--- 文本节选 ---

战国秦汉商品经济及其与社会生产、社会结构变迁的关系

  战国秦汉的商品经济,是在春秋战国之际农业生产力发展的基础上发展起来的。商品经济的发展,导致农村自足自给经济体制的解体,导致城市经济的兴起、繁荣,又导致土地兼并、集中,农民破产流亡,导致奴隶制的发展,终至土地荒芜、人口减少,使战国秦汉极为兴盛的城乡经济走向衰落,出现自然经济和依附关系,为中古社会的出现创造了条件。

  两周时期,乃至更早一些,农业生产的主要生产工具是木制的耒耜。春秋战国时期,农业生产力的发展是中国历史上一个突变时期。耕牛和铁农具的使用始于何时,现在还是一个谜,但春秋晚期牛耕似已比较广泛使用。孔子两位弟子的名字,已把牛和耕联系起来。冉耕,字伯牛;司马耕,字子牛。冉耕是鲁人,司马耕是宋人。在孔子之前,晋国中行氏在晋国政治斗争中失败,子孙流落在齐国作农民。晋国一位大夫看见了,说他们是“宗庙之牺,为畎亩之勤”。就从这些记载,已大体可见,到春秋晚世,宋、鲁、齐、晋等地区已用牛耕田了。孟子和重农学派许行的信徒辩论时问他们“以铁耕乎?”反映战国时铁耕已经很普遍。牛耕、铁农具,加上灌溉水利建设、施肥和种子改良,使得春秋战国之际的农业生产力突破性的发展起来。

  传说中的夏、半传说中的商和初步进入历史的周,其税收都是什一。春秋晚期出现二。鲁哀公问于孔子弟子有若曰:年饥用不足如之何?有若对曰:盖彻乎?曰:二吾犹不足,如之何其彻也!

  依董仲舒所说,商鞅变法之后出现“或耕豪民之田,见税什五”。(《汉书·食货志》上。)那就是说,战国时期出现了什五的剥削量。

  剥削量的增加,当然反映剥削的加重,另方面也反映单位亩产量的增加,同时也反映有一半或不到一半的人口可以从农业劳动中解脱出来从事别的生产或者作官吃白饭。

  战国秦汉的商品经济、交换经济、城市发展,等等,都是在农业生产力发展、生产量增加的基础上发展起来的。春秋以前,城邑少,又小。战国时期,商品经济、城市经济发展。城市多起来,城市中自然集中一些人口。

  《战国策·赵策》:“古者……城虽大无过三百丈者,人虽众无过三千家者。今千丈之城万家之邑,相望也。”家以五口计,万家之邑有人口5万。5万人口的城邑多到彼此可以望见。

--- 记录列表 ---

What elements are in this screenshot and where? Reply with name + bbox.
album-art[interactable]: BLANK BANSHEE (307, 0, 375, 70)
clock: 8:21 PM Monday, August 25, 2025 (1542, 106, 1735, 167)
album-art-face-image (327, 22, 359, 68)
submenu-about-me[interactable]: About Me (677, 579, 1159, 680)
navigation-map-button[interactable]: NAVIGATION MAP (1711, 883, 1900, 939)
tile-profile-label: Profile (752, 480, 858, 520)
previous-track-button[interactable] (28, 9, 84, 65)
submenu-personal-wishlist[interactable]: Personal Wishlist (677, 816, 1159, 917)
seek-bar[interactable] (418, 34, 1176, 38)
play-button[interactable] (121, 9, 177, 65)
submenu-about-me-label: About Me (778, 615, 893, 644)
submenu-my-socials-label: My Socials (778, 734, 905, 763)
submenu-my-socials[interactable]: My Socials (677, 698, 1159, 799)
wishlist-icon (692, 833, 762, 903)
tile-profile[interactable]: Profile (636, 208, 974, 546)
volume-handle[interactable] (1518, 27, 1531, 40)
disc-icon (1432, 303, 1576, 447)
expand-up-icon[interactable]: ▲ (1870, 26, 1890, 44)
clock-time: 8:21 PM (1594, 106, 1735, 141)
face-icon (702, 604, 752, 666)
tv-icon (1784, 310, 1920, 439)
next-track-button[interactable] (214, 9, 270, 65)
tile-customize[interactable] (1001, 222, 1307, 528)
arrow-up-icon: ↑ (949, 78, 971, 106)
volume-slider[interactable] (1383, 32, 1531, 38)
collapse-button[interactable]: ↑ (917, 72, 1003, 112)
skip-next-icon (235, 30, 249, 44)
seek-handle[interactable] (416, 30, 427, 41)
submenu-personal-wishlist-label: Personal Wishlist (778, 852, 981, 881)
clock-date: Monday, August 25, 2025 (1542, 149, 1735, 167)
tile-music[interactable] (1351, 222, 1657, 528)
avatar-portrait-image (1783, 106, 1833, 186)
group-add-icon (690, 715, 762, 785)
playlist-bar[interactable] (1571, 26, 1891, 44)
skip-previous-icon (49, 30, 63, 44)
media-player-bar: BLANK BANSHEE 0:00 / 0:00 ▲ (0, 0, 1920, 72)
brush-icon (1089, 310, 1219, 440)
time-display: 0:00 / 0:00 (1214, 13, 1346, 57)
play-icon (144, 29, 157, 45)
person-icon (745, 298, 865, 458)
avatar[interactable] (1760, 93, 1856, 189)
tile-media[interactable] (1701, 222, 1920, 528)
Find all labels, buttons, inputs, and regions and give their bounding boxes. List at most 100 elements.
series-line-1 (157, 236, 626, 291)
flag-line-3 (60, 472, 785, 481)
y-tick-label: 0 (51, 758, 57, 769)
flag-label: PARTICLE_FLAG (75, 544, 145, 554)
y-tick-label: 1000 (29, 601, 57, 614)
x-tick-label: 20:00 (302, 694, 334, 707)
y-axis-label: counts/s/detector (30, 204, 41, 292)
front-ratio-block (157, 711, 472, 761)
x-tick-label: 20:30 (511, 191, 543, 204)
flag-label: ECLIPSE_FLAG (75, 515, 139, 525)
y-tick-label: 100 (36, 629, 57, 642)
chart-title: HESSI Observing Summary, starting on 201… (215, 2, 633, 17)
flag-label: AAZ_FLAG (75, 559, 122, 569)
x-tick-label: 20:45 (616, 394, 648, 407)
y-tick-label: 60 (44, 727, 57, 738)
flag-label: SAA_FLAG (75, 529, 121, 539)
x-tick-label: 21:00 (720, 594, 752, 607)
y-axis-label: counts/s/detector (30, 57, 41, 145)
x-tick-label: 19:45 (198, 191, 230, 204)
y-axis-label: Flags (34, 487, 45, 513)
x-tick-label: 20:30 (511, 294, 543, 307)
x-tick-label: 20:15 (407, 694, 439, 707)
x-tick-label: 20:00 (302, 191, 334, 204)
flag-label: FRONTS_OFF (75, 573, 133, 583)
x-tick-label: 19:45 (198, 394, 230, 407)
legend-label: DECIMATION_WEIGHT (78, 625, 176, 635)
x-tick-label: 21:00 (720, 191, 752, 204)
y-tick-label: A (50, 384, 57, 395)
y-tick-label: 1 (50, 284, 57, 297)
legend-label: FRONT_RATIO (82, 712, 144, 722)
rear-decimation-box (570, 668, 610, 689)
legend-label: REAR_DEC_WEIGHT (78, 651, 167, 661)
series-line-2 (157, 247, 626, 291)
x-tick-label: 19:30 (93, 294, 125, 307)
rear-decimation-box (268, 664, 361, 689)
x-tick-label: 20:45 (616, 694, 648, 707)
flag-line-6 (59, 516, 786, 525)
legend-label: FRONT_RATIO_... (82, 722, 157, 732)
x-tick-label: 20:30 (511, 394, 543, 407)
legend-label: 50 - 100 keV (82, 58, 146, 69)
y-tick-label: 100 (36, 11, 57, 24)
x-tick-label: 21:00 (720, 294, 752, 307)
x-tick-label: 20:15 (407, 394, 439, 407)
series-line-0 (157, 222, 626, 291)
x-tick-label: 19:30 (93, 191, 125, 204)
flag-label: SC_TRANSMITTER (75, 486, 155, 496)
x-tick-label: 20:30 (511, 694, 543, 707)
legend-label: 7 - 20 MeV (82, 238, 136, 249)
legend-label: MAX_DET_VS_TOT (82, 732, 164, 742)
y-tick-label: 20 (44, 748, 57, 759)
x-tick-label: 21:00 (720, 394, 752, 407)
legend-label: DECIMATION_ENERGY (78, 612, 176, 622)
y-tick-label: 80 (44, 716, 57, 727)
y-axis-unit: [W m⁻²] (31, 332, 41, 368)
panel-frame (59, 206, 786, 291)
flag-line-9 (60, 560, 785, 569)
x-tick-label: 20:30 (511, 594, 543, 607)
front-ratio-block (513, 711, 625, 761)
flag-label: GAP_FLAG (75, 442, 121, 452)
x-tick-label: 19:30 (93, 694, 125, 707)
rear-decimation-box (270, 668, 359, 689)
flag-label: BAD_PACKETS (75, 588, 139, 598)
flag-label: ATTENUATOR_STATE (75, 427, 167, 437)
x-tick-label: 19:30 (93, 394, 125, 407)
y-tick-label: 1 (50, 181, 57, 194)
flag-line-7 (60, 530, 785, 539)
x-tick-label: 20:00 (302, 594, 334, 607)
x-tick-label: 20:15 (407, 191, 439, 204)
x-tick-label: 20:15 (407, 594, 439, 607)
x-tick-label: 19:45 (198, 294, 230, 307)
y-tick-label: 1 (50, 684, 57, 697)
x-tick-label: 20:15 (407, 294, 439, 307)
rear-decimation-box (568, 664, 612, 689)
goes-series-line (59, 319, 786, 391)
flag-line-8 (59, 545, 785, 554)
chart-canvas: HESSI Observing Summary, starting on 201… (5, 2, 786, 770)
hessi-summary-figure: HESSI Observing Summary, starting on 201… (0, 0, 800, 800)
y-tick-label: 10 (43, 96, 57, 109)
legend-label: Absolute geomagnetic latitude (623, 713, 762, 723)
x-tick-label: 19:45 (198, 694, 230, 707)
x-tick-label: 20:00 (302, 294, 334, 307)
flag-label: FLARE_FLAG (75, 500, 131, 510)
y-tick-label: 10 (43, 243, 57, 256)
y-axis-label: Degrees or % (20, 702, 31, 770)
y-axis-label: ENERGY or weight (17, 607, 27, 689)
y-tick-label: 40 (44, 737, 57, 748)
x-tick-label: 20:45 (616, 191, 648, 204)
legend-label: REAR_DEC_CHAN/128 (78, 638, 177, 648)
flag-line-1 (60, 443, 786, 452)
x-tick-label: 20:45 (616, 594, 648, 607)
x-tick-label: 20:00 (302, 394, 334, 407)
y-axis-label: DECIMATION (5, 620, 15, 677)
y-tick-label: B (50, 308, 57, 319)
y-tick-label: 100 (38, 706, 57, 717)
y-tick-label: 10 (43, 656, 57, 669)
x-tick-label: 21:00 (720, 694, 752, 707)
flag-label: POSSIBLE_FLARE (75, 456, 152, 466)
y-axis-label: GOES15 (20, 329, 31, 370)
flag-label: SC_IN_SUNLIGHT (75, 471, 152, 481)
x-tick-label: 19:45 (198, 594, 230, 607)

---

### 待办任务
(a) 请从记录的第一行起，一直到包含“volume-slider[interactable] (1383, 32, 1531, 38)”的那一行为止，把这些记录逐行原样重抄一遍，首尾两行都要包括在内。
(b) 请接着那篇论述战国秦汉商品经济的文字，从它最后一句之后继续往下写。

### 任务结果
(a)
What elements are in this screenshot and where? Reply with name + bbox.
album-art[interactable]: BLANK BANSHEE (307, 0, 375, 70)
clock: 8:21 PM Monday, August 25, 2025 (1542, 106, 1735, 167)
album-art-face-image (327, 22, 359, 68)
submenu-about-me[interactable]: About Me (677, 579, 1159, 680)
navigation-map-button[interactable]: NAVIGATION MAP (1711, 883, 1900, 939)
tile-profile-label: Profile (752, 480, 858, 520)
previous-track-button[interactable] (28, 9, 84, 65)
submenu-personal-wishlist[interactable]: Personal Wishlist (677, 816, 1159, 917)
seek-bar[interactable] (418, 34, 1176, 38)
play-button[interactable] (121, 9, 177, 65)
submenu-about-me-label: About Me (778, 615, 893, 644)
submenu-my-socials-label: My Socials (778, 734, 905, 763)
submenu-my-socials[interactable]: My Socials (677, 698, 1159, 799)
wishlist-icon (692, 833, 762, 903)
tile-profile[interactable]: Profile (636, 208, 974, 546)
volume-handle[interactable] (1518, 27, 1531, 40)
disc-icon (1432, 303, 1576, 447)
expand-up-icon[interactable]: ▲ (1870, 26, 1890, 44)
clock-time: 8:21 PM (1594, 106, 1735, 141)
face-icon (702, 604, 752, 666)
tv-icon (1784, 310, 1920, 439)
next-track-button[interactable] (214, 9, 270, 65)
tile-customize[interactable] (1001, 222, 1307, 528)
arrow-up-icon: ↑ (949, 78, 971, 106)
volume-slider[interactable] (1383, 32, 1531, 38)

(b)
  陶、临淄,都是大城市。战国齐时临淄有7万户,35万人口。汉代的临淄有10万户,即是50万人口。

  两汉的户口,一般在5000万口左右。我们重视的一个问题是:城乡居民的比数如何?这个问题很难答。我只举两条材料,我们从这两条材料求个仿佛的认识。

  一条材料是贡禹对元帝上疏里的话:“自五铢钱起以来,七十余年。民生盗铸钱被刑者众。富人积钱满室,犹无厌足,民心动摇。……民弃本逐末,耕者不能半。贫民虽赐之田,犹贱卖以贾。穷则起为盗贼。何者?末利深而惑于钱也。是以奸邪不可禁,其原皆起于钱也。”(《汉书·贡禹传》。)

  我们注意的是“耕者不能半”。用现在的话说就是农业劳动者(种地的)不到总人口的一半。人到哪里去了?“弃本逐末”,作生意(小商小贩,小手工业者)去了。而且热情很高,“贫民虽赐之田,犹贱卖以贾”。“末利深而惑于钱也”!

  贡禹,西汉后期人。他提出“耕者不能半”,即西汉后期,在农村从事农业劳动的农民,不到人口的一半,很多人弃本逐末,到城市里去作小商小贩、小手工业者去了。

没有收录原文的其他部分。